◆ Set exercise ◆
Isolate every line in the records below with "McClellan" in it.

** Start of Working data **

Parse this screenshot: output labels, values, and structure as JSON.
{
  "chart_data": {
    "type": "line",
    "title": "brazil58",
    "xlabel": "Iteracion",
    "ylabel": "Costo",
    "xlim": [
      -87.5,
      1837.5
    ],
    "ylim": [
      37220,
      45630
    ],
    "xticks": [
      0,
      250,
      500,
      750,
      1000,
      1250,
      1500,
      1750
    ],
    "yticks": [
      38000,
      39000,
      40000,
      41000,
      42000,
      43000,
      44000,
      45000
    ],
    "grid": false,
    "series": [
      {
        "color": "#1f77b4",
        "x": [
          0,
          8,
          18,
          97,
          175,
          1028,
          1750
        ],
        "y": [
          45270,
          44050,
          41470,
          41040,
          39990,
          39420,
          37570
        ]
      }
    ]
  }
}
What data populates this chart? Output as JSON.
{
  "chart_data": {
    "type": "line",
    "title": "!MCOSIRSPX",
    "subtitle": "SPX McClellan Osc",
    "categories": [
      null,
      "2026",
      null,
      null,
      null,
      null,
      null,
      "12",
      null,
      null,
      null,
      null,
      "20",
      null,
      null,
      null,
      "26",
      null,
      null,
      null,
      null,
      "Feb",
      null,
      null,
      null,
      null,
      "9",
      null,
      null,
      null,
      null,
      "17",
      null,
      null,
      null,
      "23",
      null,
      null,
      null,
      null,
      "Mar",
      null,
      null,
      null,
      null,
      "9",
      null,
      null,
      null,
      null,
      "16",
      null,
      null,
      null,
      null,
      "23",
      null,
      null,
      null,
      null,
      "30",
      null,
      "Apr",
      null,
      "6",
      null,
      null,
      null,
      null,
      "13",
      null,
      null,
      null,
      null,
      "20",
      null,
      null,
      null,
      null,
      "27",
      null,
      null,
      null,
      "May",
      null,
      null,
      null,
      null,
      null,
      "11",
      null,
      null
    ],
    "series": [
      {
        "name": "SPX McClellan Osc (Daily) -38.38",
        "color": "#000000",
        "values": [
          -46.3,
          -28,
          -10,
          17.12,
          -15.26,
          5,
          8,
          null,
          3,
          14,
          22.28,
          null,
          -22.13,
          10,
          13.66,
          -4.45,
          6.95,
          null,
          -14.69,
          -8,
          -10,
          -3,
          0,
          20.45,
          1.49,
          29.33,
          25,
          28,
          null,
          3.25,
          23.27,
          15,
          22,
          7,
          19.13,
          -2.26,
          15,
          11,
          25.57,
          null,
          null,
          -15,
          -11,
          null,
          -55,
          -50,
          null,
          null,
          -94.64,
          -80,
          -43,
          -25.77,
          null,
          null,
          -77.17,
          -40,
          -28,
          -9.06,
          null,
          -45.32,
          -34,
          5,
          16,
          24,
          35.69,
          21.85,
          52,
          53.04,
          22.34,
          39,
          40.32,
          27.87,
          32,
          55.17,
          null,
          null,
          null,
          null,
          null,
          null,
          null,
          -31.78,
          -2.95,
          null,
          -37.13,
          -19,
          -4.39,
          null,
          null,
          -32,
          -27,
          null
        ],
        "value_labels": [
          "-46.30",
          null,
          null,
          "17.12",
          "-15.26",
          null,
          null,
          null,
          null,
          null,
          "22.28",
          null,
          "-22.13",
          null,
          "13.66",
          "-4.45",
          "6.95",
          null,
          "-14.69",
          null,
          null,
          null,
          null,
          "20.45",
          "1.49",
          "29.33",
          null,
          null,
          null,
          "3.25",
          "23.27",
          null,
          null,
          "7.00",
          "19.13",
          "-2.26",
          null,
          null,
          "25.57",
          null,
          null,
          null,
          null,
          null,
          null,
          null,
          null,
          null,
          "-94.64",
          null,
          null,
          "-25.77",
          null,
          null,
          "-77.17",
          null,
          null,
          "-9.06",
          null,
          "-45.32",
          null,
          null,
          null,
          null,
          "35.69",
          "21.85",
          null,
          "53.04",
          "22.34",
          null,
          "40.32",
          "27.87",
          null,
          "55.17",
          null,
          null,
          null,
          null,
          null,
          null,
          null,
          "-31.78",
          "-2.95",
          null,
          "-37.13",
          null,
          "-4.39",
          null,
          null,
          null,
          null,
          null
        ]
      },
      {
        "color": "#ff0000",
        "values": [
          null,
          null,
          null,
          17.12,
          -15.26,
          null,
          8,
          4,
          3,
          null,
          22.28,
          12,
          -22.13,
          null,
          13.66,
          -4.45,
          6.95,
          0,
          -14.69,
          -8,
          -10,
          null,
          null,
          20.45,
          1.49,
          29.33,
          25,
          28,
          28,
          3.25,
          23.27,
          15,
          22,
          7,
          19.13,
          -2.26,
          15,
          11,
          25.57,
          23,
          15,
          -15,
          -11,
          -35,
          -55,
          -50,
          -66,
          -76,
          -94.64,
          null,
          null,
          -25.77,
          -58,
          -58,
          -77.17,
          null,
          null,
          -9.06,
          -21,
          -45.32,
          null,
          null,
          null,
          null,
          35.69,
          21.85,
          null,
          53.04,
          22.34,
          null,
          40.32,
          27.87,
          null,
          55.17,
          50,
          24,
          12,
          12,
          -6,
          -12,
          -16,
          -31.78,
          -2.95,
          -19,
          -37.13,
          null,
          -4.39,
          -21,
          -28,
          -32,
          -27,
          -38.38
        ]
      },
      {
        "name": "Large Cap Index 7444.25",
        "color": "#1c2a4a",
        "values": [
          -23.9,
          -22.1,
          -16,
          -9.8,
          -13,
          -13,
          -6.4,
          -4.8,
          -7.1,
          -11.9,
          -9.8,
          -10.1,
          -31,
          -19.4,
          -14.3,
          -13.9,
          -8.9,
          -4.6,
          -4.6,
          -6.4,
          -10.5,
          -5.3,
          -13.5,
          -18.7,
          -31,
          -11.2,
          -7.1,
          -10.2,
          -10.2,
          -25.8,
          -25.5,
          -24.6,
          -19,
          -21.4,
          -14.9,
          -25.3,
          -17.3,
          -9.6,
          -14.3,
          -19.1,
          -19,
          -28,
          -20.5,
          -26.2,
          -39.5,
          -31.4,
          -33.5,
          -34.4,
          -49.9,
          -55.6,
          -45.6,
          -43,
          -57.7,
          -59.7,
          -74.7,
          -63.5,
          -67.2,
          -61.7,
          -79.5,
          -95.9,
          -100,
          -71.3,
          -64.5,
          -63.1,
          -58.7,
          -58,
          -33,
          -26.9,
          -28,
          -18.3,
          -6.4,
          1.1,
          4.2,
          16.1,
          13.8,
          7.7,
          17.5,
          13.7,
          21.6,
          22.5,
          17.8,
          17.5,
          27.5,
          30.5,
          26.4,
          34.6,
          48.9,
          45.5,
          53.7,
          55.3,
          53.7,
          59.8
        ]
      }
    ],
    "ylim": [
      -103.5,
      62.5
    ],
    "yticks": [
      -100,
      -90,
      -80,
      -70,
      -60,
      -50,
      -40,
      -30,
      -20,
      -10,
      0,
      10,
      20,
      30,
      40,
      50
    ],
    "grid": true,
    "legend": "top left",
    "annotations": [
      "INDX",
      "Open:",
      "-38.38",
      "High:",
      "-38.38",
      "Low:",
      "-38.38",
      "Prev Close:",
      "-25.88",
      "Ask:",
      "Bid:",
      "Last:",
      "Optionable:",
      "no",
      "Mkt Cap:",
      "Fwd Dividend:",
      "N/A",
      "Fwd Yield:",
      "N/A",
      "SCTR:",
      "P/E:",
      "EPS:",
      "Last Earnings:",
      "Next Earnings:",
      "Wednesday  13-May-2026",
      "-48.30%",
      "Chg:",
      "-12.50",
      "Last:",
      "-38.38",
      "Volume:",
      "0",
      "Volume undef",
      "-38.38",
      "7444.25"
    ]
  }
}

** End of Working data **
** Start of Working data **

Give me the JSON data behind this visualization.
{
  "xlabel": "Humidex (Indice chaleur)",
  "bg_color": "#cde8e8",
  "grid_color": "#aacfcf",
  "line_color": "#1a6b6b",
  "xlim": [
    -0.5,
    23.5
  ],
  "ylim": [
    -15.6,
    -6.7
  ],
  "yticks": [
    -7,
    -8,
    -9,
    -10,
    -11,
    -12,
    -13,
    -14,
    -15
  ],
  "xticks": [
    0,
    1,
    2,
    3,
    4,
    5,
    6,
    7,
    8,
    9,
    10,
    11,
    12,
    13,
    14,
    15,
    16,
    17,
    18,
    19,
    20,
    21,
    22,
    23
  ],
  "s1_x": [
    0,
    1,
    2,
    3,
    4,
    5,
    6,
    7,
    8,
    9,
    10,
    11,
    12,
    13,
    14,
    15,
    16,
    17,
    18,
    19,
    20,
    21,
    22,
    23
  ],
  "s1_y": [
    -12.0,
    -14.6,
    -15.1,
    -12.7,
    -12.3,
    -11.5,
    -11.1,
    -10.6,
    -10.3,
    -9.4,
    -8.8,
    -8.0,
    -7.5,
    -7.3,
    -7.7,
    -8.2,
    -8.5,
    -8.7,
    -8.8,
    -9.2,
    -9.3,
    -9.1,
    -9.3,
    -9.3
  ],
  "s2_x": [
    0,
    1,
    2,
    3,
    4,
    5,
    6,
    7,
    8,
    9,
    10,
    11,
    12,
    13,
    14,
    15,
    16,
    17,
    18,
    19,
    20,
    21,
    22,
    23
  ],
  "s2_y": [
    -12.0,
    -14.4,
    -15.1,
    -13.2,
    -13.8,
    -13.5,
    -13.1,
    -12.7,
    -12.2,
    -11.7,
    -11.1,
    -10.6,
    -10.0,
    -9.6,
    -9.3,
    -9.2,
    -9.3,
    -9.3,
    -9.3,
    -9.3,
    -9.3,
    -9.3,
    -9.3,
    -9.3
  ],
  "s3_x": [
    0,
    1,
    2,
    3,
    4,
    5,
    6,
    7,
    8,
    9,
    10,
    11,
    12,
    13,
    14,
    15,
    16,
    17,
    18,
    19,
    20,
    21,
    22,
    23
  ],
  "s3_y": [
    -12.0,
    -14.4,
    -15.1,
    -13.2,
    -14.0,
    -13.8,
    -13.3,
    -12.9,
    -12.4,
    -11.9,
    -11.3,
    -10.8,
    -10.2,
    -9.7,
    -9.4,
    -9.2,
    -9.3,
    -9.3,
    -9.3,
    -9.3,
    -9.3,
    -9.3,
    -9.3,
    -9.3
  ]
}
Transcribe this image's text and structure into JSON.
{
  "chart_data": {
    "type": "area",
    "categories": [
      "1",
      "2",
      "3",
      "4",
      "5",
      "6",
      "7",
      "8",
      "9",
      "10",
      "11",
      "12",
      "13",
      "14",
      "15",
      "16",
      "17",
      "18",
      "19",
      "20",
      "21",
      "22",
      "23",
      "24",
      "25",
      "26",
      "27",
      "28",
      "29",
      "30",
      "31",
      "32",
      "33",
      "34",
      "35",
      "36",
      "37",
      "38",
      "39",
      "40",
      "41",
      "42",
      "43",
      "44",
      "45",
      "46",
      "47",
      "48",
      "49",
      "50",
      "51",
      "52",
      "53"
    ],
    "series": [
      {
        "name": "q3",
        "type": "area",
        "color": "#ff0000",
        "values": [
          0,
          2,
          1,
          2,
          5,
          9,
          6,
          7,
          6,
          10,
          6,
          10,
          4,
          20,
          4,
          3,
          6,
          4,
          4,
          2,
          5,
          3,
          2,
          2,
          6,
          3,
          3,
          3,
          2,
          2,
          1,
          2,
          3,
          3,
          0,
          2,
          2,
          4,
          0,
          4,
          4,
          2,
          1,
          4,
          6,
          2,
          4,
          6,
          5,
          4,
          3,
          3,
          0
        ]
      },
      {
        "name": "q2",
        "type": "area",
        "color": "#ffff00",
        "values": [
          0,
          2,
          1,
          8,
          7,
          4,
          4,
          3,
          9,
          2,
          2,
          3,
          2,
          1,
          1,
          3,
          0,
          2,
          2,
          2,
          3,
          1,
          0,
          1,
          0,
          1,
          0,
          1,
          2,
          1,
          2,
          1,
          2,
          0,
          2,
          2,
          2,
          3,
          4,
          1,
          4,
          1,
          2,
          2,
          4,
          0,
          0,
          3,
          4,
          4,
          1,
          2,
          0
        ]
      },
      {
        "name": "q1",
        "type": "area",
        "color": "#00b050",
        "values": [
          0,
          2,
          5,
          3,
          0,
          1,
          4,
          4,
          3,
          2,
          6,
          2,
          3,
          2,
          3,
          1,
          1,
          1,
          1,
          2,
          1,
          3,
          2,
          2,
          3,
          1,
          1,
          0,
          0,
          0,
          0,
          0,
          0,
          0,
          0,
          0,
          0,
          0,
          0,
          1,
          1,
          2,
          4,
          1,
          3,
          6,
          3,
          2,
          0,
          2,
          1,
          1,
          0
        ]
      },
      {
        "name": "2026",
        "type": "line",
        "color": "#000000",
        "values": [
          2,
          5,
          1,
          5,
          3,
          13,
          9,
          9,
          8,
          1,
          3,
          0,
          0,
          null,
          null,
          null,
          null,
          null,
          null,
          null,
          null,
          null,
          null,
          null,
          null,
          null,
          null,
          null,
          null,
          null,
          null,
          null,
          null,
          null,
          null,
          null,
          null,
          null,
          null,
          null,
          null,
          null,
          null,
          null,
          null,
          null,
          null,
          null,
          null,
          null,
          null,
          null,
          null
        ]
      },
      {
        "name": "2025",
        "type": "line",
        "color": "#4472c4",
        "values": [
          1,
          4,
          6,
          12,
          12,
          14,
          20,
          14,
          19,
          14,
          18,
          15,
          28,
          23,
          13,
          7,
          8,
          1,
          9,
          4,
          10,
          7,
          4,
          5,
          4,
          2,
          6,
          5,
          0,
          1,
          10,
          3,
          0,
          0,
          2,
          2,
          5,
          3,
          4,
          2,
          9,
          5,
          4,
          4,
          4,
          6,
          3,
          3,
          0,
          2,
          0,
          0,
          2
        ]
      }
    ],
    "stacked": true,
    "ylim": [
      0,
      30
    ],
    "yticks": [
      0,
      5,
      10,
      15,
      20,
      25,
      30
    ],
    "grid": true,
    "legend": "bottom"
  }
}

** End of Working data **

◆ Solution to the problem ◆
    "subtitle": "SPX McClellan Osc",
        "name": "SPX McClellan Osc (Daily) -38.38",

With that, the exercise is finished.